## Directions for this task
From the data that follows, copy every line holding the string "employment".

--- --- ---

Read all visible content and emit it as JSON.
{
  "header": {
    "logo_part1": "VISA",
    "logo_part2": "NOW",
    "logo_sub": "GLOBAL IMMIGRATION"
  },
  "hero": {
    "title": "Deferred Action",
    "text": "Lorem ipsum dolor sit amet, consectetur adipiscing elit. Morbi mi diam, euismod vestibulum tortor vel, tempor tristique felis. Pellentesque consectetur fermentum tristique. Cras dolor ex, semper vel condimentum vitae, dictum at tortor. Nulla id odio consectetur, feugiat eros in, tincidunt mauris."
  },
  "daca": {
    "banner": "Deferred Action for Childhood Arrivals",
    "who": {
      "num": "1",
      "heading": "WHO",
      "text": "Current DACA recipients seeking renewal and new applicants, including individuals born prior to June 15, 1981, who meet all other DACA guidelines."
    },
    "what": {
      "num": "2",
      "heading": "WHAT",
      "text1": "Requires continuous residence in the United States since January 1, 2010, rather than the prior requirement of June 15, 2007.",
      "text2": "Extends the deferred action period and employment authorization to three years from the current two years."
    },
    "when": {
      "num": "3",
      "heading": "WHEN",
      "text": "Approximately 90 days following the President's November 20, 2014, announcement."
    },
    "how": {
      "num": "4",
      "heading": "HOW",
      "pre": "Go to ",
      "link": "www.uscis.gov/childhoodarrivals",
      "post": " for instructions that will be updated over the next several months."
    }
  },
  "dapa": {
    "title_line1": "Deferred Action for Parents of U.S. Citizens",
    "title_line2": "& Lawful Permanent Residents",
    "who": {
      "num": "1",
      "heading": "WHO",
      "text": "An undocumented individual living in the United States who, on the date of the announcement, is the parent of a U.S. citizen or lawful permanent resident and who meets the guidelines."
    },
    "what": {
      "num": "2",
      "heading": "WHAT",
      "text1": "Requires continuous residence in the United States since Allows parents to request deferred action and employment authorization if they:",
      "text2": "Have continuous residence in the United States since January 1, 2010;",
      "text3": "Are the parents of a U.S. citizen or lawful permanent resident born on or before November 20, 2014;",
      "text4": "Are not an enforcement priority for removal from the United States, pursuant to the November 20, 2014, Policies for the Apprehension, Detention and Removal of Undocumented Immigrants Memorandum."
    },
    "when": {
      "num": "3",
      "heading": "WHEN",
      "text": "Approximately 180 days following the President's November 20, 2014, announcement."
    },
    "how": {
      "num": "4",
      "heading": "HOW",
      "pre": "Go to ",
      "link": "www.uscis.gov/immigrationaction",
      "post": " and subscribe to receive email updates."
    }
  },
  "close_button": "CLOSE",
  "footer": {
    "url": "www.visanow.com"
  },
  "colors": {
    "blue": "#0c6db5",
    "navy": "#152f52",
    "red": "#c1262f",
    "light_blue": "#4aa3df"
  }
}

--- --- ---

## Completed exercise
      "text2": "Extends the deferred action period and employment authorization to three years from the current two years."
      "text1": "Requires continuous residence in the United States since Allows parents to request deferred action and employment authorization if they:",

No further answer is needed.